_RECORDS PROVIDED_
════════════════

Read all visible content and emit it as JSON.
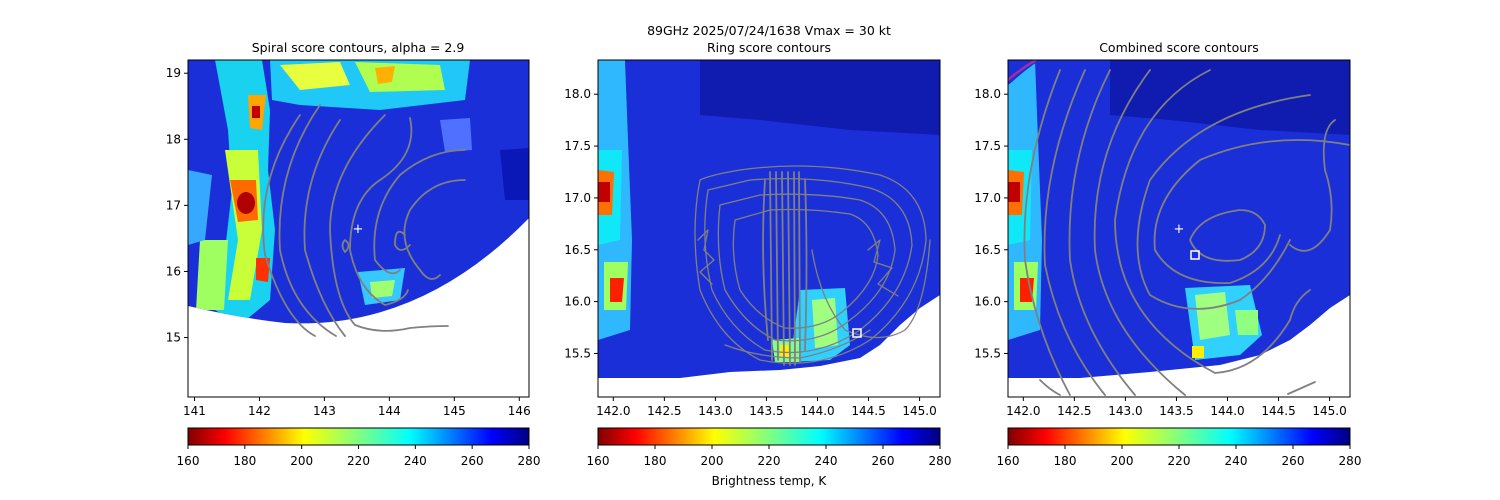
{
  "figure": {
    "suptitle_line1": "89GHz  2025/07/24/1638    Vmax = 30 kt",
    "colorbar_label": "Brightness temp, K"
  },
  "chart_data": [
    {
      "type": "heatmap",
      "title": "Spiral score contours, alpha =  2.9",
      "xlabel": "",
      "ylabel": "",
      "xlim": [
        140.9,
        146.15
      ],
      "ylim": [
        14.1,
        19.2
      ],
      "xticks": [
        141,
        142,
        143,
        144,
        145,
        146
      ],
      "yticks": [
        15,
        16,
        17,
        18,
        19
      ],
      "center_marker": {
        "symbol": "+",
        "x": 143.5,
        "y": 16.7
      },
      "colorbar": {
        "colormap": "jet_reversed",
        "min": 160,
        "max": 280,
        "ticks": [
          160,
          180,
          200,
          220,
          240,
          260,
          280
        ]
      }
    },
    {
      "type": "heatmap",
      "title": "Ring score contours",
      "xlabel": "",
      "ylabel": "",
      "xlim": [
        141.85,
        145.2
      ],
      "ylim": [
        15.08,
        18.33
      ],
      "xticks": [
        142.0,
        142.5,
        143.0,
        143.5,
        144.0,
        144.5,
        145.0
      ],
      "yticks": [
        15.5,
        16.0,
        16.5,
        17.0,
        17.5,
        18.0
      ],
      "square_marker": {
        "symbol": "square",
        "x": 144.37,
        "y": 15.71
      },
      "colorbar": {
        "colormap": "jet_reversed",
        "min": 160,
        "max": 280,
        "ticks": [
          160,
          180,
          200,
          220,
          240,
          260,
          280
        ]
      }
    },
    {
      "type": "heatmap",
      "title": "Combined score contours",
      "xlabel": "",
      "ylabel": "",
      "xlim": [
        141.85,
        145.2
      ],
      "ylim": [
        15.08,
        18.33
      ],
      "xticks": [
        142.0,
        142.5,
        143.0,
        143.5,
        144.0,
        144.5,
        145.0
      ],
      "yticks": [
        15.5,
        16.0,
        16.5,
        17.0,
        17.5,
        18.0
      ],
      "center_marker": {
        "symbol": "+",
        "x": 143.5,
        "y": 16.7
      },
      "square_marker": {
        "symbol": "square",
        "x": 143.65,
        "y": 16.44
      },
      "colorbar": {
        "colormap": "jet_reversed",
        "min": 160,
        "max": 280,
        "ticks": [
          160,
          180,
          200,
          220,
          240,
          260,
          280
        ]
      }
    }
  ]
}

════════════════

_TASK REQUIREMENTS_
Copy out the data above exactly, except the pictures.

_WRITTEN REPLY_
Read all visible content and emit it as JSON.
{
  "figure": {
    "suptitle_line1": "89GHz  2025/07/24/1638    Vmax = 30 kt",
    "colorbar_label": "Brightness temp, K"
  },
  "chart_data": [
    {
      "type": "heatmap",
      "title": "Spiral score contours, alpha =  2.9",
      "xlabel": "",
      "ylabel": "",
      "xlim": [
        140.9,
        146.15
      ],
      "ylim": [
        14.1,
        19.2
      ],
      "xticks": [
        141,
        142,
        143,
        144,
        145,
        146
      ],
      "yticks": [
        15,
        16,
        17,
        18,
        19
      ],
      "center_marker": {
        "symbol": "+",
        "x": 143.5,
        "y": 16.7
      },
      "colorbar": {
        "colormap": "jet_reversed",
        "min": 160,
        "max": 280,
        "ticks": [
          160,
          180,
          200,
          220,
          240,
          260,
          280
        ]
      }
    },
    {
      "type": "heatmap",
      "title": "Ring score contours",
      "xlabel": "",
      "ylabel": "",
      "xlim": [
        141.85,
        145.2
      ],
      "ylim": [
        15.08,
        18.33
      ],
      "xticks": [
        142.0,
        142.5,
        143.0,
        143.5,
        144.0,
        144.5,
        145.0
      ],
      "yticks": [
        15.5,
        16.0,
        16.5,
        17.0,
        17.5,
        18.0
      ],
      "square_marker": {
        "symbol": "square",
        "x": 144.37,
        "y": 15.71
      },
      "colorbar": {
        "colormap": "jet_reversed",
        "min": 160,
        "max": 280,
        "ticks": [
          160,
          180,
          200,
          220,
          240,
          260,
          280
        ]
      }
    },
    {
      "type": "heatmap",
      "title": "Combined score contours",
      "xlabel": "",
      "ylabel": "",
      "xlim": [
        141.85,
        145.2
      ],
      "ylim": [
        15.08,
        18.33
      ],
      "xticks": [
        142.0,
        142.5,
        143.0,
        143.5,
        144.0,
        144.5,
        145.0
      ],
      "yticks": [
        15.5,
        16.0,
        16.5,
        17.0,
        17.5,
        18.0
      ],
      "center_marker": {
        "symbol": "+",
        "x": 143.5,
        "y": 16.7
      },
      "square_marker": {
        "symbol": "square",
        "x": 143.65,
        "y": 16.44
      },
      "colorbar": {
        "colormap": "jet_reversed",
        "min": 160,
        "max": 280,
        "ticks": [
          160,
          180,
          200,
          220,
          240,
          260,
          280
        ]
      }
    }
  ]
}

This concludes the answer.